* Start STORED RECORDS *

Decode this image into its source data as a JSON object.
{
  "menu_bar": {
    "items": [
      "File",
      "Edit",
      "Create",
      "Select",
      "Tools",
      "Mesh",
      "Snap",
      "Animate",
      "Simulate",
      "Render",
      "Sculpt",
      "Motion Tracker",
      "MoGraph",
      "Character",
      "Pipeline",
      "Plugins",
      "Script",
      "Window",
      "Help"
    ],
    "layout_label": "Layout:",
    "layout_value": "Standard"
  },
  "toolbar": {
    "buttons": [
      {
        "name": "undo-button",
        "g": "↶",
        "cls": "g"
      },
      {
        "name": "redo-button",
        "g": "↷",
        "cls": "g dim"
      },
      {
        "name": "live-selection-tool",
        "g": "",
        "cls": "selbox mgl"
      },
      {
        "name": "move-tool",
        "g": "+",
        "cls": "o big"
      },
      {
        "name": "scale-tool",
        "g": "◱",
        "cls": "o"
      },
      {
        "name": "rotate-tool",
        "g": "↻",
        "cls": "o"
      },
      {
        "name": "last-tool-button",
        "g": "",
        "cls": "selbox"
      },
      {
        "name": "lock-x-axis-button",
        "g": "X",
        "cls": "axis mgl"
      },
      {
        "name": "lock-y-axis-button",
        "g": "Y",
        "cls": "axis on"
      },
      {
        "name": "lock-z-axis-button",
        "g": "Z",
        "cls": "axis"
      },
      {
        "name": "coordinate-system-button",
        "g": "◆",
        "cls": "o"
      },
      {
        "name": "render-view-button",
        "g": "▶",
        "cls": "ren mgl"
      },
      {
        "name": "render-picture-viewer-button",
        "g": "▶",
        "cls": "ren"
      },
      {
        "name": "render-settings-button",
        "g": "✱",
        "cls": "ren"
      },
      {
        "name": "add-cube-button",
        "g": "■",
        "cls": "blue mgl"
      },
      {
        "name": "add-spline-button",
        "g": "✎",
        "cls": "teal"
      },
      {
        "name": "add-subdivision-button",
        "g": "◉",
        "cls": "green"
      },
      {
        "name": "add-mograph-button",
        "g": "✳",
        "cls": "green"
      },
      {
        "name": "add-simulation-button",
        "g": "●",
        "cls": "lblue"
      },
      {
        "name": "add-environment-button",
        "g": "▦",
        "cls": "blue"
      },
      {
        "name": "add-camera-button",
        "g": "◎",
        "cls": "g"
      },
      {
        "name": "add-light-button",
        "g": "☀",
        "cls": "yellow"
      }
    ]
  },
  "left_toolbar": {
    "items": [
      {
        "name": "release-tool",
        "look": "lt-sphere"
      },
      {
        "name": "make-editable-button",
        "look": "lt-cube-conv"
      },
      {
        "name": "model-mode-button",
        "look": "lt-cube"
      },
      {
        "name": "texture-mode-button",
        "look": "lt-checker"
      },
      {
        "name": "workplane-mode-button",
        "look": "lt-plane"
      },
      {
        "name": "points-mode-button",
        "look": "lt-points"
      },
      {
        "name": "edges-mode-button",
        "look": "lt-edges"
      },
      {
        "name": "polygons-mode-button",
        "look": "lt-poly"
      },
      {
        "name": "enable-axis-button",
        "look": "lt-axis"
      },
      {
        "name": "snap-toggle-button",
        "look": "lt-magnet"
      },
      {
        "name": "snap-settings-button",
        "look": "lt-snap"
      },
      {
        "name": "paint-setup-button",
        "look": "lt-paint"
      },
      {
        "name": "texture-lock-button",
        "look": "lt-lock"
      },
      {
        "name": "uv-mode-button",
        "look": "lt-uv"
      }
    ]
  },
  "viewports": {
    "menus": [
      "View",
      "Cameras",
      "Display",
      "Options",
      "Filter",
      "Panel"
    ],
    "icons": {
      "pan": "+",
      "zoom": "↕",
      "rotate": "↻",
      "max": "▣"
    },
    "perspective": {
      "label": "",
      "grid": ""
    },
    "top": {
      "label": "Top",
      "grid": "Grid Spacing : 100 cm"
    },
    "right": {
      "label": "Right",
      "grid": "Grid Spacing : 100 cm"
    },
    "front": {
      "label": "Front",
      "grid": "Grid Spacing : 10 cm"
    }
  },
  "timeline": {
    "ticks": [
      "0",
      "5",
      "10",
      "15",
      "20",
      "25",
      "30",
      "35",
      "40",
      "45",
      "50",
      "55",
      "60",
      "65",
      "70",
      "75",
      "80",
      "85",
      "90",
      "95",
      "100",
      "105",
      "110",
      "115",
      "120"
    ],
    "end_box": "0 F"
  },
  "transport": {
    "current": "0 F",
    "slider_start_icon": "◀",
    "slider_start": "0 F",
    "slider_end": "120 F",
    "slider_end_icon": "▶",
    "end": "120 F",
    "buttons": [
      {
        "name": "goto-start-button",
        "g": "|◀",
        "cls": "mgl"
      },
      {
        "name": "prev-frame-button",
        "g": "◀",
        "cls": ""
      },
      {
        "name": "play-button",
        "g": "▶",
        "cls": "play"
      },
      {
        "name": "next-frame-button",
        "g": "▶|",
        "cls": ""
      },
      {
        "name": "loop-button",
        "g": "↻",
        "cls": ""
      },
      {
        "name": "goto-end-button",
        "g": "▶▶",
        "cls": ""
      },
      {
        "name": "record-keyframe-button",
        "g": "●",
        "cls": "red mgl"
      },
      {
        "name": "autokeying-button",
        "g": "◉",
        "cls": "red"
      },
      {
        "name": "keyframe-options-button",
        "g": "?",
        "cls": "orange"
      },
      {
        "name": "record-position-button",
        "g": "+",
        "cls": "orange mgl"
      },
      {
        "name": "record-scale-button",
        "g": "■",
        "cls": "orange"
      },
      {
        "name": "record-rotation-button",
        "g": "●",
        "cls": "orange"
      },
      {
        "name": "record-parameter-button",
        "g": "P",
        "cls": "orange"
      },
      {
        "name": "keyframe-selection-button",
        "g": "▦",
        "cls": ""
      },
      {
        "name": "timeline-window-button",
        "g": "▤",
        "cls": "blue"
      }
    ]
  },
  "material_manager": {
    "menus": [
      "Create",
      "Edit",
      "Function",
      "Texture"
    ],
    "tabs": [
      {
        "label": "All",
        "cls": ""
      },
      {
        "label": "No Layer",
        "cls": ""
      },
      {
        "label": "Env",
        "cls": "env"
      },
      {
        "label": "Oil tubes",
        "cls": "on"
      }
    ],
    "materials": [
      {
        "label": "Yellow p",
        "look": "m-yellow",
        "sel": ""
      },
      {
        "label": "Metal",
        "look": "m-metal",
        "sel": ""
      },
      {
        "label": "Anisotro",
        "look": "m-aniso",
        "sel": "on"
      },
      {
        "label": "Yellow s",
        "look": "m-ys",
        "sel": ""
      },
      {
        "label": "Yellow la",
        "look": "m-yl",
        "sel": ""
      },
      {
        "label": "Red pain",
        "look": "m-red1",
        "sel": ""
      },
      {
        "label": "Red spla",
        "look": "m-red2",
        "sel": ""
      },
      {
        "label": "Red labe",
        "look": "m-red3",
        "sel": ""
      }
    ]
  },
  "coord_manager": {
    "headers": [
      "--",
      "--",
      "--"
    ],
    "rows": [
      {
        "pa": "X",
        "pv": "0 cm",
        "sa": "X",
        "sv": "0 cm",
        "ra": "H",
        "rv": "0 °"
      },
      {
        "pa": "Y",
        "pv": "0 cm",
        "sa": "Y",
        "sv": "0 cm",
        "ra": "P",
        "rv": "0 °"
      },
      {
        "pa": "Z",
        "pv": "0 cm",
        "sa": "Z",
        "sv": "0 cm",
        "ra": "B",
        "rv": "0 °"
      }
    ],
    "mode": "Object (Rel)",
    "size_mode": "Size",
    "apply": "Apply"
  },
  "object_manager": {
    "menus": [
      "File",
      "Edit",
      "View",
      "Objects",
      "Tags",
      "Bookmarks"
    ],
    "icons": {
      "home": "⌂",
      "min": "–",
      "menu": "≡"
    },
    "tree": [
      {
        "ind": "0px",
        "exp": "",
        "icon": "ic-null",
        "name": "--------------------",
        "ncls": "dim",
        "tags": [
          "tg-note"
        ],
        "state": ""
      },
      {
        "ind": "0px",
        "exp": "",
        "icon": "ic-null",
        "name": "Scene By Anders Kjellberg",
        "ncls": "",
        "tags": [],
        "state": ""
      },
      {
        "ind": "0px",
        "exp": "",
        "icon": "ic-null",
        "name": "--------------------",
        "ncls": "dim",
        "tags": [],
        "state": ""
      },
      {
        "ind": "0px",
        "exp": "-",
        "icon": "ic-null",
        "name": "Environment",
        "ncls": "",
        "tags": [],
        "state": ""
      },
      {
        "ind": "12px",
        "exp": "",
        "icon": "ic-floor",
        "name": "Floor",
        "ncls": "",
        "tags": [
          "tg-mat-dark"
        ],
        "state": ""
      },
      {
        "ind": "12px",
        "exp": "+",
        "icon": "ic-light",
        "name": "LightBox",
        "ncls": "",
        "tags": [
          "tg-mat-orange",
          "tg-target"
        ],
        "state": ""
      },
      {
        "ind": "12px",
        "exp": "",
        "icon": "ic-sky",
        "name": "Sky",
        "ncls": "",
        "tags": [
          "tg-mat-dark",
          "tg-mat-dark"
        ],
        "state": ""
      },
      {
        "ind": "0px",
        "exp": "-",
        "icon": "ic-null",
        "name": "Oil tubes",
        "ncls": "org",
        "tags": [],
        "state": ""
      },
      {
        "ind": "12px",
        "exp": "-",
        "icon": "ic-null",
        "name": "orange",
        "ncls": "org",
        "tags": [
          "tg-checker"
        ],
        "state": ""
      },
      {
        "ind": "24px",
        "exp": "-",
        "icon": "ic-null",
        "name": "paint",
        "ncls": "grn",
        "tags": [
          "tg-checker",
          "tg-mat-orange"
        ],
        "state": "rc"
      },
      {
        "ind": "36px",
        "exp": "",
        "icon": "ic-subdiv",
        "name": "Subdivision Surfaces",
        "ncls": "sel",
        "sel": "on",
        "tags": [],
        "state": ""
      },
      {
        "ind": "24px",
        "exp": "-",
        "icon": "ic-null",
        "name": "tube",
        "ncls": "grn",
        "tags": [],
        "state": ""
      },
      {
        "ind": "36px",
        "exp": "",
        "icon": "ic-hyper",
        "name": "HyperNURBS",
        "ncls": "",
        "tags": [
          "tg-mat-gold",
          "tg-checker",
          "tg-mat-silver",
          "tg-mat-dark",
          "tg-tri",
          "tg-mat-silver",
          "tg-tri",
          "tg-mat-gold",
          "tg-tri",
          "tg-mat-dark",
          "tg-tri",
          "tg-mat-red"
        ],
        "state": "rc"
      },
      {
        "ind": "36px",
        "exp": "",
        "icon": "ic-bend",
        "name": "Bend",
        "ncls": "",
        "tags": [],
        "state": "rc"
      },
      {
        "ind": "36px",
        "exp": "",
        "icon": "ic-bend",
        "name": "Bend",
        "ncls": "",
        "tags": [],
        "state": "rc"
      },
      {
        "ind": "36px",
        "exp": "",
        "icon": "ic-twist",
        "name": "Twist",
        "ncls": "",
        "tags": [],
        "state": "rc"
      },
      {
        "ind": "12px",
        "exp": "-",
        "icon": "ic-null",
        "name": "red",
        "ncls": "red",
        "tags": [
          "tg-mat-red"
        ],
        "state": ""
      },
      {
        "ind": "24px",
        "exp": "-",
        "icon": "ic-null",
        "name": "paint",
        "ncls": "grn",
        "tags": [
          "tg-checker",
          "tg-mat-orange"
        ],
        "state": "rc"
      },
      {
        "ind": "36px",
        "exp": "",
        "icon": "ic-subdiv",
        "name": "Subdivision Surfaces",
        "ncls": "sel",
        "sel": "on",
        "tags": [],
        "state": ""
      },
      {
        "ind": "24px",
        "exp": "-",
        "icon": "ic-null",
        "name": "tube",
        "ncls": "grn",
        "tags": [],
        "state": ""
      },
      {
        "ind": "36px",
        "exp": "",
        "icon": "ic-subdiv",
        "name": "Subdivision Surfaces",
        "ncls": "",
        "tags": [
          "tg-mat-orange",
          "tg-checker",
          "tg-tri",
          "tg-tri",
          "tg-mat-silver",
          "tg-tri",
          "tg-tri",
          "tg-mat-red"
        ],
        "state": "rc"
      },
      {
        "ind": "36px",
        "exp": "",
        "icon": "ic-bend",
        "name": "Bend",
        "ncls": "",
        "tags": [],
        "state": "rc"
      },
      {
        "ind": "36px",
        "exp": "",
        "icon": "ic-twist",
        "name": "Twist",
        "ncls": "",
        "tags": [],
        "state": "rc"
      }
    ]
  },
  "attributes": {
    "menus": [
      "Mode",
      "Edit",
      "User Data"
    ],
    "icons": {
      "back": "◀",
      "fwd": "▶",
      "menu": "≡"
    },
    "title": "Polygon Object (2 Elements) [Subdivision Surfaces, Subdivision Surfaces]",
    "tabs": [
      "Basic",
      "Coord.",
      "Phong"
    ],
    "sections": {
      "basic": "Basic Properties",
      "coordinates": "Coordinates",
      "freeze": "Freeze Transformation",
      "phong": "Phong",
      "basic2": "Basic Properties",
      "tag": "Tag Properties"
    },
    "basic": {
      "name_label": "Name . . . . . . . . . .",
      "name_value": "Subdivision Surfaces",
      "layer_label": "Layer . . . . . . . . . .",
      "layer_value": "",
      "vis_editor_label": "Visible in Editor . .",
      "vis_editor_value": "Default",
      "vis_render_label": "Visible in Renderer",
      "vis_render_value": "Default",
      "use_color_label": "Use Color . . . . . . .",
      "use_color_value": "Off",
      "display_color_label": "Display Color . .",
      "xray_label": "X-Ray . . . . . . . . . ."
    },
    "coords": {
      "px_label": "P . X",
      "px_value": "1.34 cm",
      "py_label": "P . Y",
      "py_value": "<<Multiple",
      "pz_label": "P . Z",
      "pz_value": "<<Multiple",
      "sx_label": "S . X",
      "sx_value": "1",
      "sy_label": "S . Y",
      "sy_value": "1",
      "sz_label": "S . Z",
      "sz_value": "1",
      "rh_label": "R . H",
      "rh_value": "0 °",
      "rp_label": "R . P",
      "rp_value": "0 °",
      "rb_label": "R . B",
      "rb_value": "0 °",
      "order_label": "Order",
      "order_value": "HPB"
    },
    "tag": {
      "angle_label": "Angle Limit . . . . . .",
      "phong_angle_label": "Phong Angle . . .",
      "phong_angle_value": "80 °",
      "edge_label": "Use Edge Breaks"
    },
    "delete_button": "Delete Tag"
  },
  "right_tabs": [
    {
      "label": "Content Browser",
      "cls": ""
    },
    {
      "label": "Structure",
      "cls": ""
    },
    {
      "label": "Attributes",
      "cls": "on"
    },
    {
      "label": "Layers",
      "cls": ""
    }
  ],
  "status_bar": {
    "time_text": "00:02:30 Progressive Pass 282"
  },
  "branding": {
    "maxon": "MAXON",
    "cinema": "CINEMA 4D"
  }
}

* End STORED RECORDS *

Give only the count of lines in which the string "edges" appears.

**RESPONSE TO THIS EXERCISE**: 2